** Dataset **

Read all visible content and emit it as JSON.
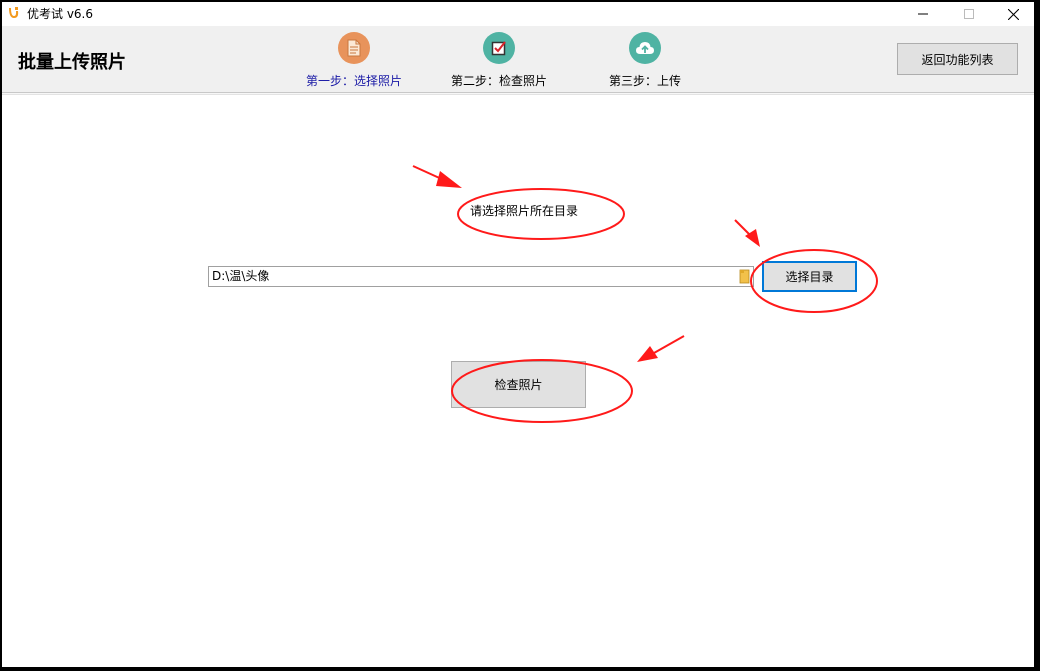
{
  "window": {
    "title": "优考试 v6.6"
  },
  "header": {
    "page_title": "批量上传照片",
    "back_button": "返回功能列表"
  },
  "steps": [
    {
      "label": "第一步：选择照片",
      "icon": "document-icon",
      "color": "#e8935b",
      "label_color": "#1a1aa6"
    },
    {
      "label": "第二步：检查照片",
      "icon": "checkbox-icon",
      "color": "#4fb3a3",
      "label_color": "#000000"
    },
    {
      "label": "第三步：上传",
      "icon": "cloud-upload-icon",
      "color": "#4fb3a3",
      "label_color": "#000000"
    }
  ],
  "main": {
    "prompt": "请选择照片所在目录",
    "path_value": "D:\\温\\头像",
    "select_dir_button": "选择目录",
    "check_photos_button": "检查照片"
  },
  "colors": {
    "annotation_red": "#ff1a1a",
    "focus_blue": "#0078d7"
  }
}
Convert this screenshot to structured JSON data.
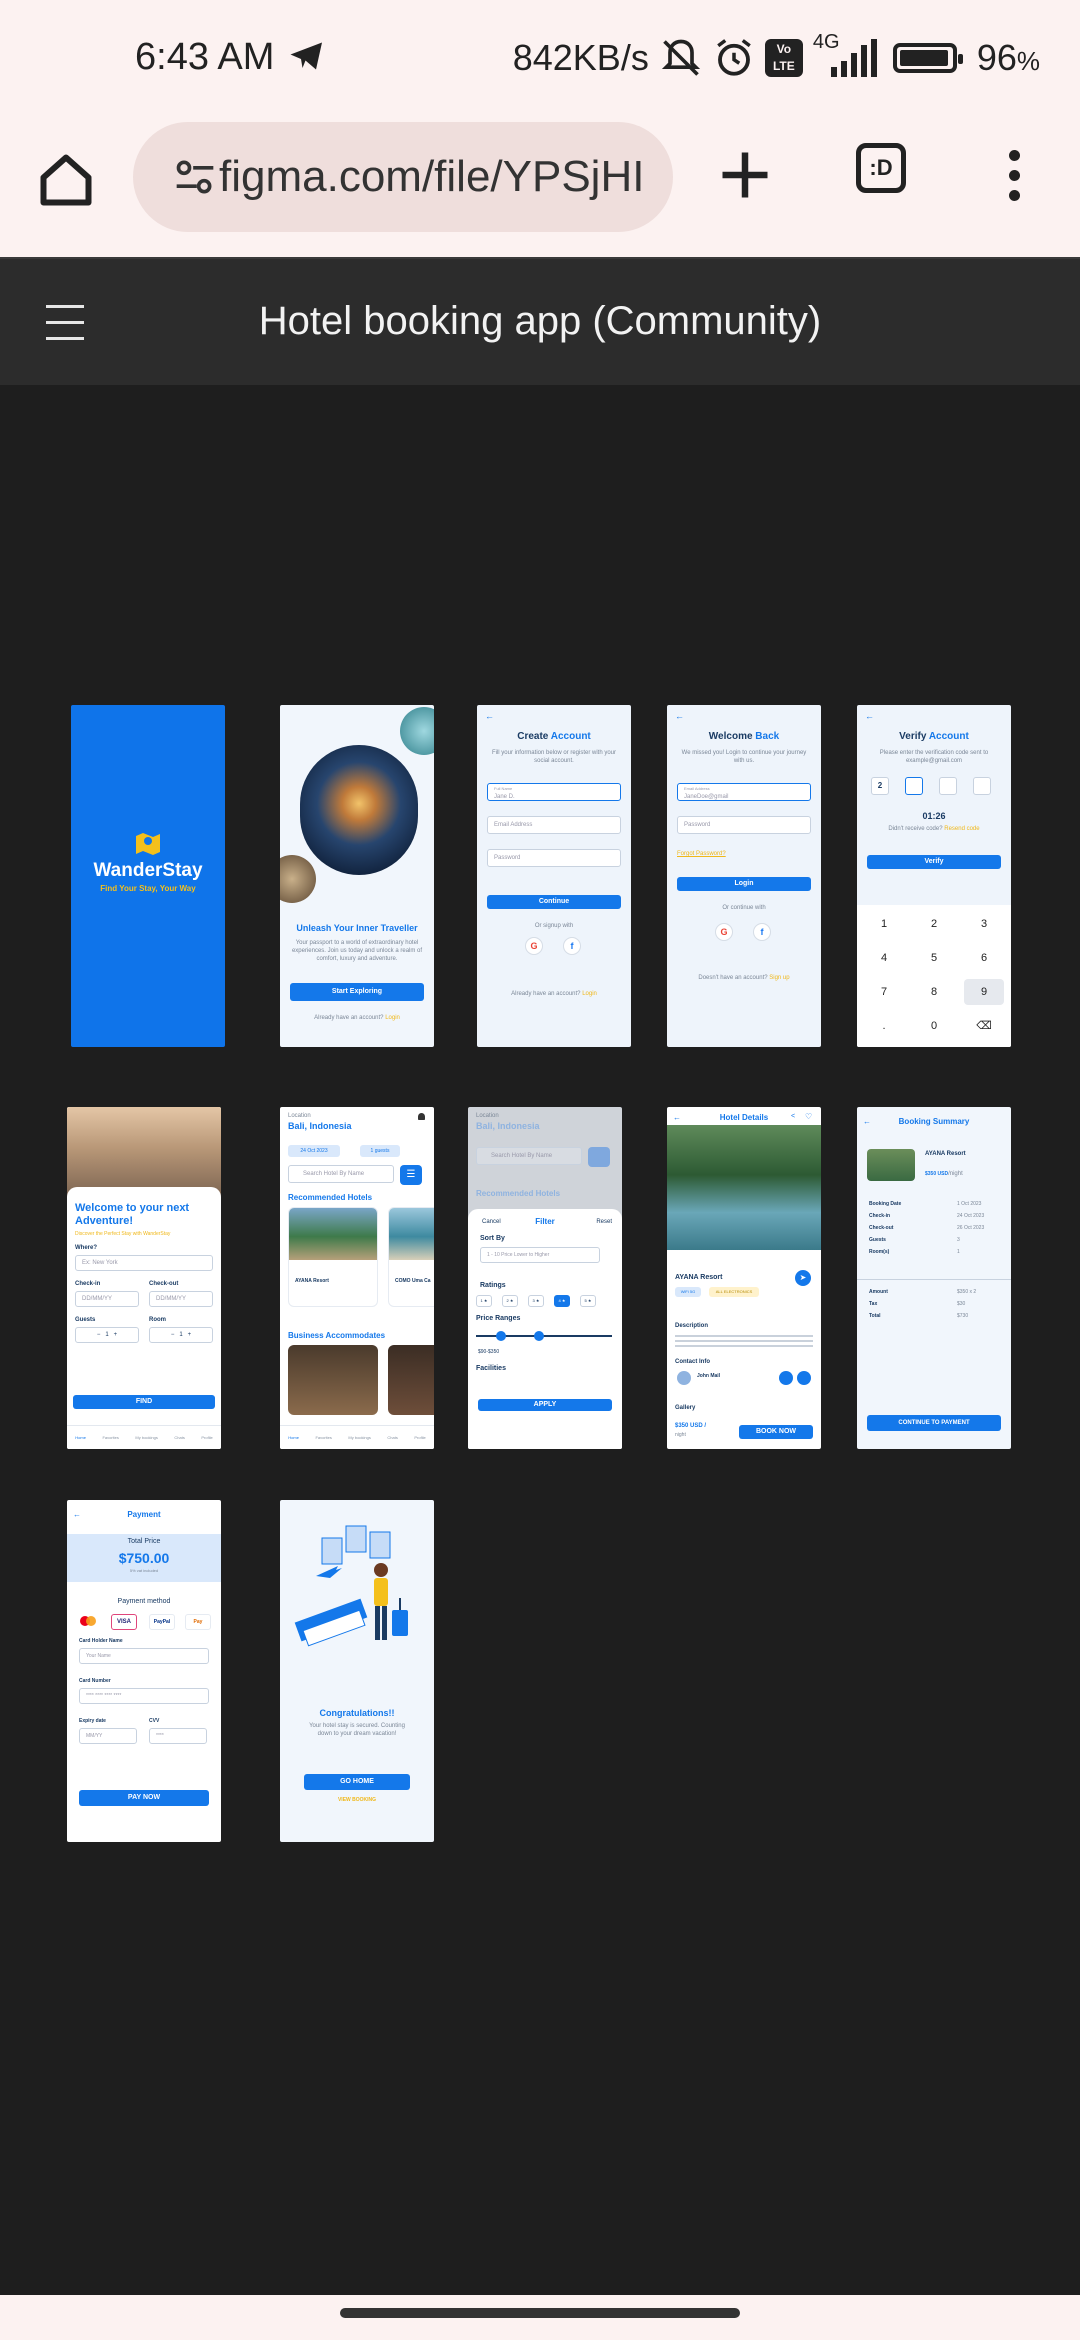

** Work to do **
From the records, copy every line that has the string "JSON" in it.

** Answer for this exercise **
Read all visible content and emit it as JSON.
Convert this screenshot to structured JSON data.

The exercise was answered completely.